Task objective> The exercise asks you to copy every line below in which "style" appears.

Recorded data>
================
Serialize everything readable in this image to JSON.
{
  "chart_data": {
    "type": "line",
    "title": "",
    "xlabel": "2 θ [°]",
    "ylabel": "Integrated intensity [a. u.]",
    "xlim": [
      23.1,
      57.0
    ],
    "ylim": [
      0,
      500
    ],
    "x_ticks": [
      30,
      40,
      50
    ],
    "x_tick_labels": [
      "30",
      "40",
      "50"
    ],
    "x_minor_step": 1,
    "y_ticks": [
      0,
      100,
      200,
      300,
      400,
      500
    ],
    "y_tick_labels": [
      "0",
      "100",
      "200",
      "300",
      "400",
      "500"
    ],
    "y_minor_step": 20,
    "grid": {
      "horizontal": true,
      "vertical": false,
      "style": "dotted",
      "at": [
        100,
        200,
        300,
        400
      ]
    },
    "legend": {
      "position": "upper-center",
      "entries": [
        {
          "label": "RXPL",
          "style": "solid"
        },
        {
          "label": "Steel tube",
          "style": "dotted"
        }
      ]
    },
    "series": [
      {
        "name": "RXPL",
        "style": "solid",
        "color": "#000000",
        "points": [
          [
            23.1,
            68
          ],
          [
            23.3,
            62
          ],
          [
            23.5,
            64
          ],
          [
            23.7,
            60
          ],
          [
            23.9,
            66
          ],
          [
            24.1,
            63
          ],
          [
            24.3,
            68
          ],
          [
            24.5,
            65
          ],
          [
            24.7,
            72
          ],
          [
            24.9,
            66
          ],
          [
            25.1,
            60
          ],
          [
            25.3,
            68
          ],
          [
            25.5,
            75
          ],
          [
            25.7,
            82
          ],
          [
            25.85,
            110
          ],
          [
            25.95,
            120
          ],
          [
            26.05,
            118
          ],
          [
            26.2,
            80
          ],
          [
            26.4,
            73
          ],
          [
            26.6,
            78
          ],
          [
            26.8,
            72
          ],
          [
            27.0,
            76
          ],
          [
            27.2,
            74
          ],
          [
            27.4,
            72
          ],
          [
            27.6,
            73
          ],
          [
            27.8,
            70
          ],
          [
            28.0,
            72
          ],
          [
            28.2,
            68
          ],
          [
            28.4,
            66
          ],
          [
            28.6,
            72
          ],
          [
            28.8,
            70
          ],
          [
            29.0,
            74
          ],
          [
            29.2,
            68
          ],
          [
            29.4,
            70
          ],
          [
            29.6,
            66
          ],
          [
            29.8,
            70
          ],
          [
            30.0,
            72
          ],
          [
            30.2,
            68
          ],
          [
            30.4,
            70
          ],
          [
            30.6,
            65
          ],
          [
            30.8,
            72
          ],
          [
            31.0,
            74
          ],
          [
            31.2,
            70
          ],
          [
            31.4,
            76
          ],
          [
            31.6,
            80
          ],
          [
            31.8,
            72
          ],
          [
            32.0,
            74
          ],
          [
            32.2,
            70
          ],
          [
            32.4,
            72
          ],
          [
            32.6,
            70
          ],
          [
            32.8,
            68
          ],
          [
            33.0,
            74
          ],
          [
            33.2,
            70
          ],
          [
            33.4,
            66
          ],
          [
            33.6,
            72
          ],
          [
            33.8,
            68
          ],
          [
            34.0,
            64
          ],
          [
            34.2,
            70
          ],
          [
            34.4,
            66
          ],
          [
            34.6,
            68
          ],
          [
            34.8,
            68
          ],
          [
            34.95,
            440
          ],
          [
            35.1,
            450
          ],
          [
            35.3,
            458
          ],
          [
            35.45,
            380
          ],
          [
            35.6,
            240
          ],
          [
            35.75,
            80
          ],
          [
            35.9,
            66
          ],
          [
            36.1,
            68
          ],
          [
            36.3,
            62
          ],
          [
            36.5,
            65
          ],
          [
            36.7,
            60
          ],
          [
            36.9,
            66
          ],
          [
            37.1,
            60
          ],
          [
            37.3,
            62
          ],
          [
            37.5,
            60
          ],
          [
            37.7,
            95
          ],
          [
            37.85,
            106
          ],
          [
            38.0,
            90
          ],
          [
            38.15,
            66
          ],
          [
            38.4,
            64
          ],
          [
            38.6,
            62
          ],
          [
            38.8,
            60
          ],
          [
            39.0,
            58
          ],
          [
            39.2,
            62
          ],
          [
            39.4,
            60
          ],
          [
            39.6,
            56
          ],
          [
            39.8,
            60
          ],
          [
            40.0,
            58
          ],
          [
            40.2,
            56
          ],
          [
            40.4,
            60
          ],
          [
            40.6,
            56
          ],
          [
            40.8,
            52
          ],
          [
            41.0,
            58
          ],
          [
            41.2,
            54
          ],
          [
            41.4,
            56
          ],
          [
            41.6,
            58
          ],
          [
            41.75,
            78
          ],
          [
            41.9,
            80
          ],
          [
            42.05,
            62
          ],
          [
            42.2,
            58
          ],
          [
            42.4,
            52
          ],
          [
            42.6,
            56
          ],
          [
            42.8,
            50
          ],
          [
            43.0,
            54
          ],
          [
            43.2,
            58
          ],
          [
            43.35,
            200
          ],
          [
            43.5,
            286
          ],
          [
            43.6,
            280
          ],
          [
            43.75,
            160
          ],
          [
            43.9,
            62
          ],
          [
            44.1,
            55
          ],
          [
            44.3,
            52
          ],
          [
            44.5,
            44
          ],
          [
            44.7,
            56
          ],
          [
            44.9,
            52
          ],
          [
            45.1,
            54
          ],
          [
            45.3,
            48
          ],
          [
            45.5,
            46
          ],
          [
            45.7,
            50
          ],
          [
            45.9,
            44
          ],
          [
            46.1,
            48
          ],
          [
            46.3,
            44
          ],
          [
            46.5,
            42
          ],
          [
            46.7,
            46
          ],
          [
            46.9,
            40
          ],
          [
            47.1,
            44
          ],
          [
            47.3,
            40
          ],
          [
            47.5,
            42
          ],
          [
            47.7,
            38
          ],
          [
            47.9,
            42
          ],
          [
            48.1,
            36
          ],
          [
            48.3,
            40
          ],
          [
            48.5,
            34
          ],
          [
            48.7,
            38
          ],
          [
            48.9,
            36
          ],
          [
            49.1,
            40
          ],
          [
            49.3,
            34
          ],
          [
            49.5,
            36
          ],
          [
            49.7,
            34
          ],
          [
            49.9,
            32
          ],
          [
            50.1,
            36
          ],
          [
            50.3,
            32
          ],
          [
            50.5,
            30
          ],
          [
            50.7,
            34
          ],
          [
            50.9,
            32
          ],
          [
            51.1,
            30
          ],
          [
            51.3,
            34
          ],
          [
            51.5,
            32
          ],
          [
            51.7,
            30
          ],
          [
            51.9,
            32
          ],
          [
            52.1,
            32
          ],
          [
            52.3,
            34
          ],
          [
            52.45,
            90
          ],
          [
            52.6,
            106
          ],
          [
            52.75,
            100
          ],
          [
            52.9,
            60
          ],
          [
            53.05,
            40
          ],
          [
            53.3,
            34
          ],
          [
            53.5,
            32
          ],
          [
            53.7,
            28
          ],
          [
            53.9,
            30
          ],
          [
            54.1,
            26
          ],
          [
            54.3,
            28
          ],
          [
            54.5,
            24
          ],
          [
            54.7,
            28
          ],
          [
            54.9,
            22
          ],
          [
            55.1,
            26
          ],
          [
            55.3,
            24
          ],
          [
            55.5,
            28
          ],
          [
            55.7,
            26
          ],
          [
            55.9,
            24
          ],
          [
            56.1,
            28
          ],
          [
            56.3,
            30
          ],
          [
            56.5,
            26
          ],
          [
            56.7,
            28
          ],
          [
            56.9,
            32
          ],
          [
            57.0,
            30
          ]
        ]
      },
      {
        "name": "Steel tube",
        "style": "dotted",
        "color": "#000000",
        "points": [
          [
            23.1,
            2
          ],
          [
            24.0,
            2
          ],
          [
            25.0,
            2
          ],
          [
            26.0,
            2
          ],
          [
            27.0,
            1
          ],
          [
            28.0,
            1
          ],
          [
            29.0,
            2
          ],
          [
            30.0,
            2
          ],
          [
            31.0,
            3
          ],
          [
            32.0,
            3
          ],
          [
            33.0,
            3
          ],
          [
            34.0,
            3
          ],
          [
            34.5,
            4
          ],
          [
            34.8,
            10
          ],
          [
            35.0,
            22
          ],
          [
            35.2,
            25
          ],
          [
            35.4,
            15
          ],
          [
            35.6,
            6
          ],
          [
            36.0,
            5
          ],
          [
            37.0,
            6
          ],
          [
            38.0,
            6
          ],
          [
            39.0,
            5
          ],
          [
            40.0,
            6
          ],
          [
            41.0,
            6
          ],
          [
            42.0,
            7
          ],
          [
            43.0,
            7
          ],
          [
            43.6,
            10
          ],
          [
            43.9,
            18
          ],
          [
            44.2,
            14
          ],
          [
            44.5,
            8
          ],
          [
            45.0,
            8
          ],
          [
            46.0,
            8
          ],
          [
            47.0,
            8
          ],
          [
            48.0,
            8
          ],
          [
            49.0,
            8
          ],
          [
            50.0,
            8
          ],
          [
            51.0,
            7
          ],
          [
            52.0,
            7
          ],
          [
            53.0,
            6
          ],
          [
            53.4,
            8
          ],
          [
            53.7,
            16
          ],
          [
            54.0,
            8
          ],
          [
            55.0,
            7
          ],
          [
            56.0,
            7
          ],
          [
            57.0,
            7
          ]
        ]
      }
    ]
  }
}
================
Response to the exercise>
      "style": "dotted",
          "style": "solid"
          "style": "dotted"
        "style": "solid",
        "style": "dotted",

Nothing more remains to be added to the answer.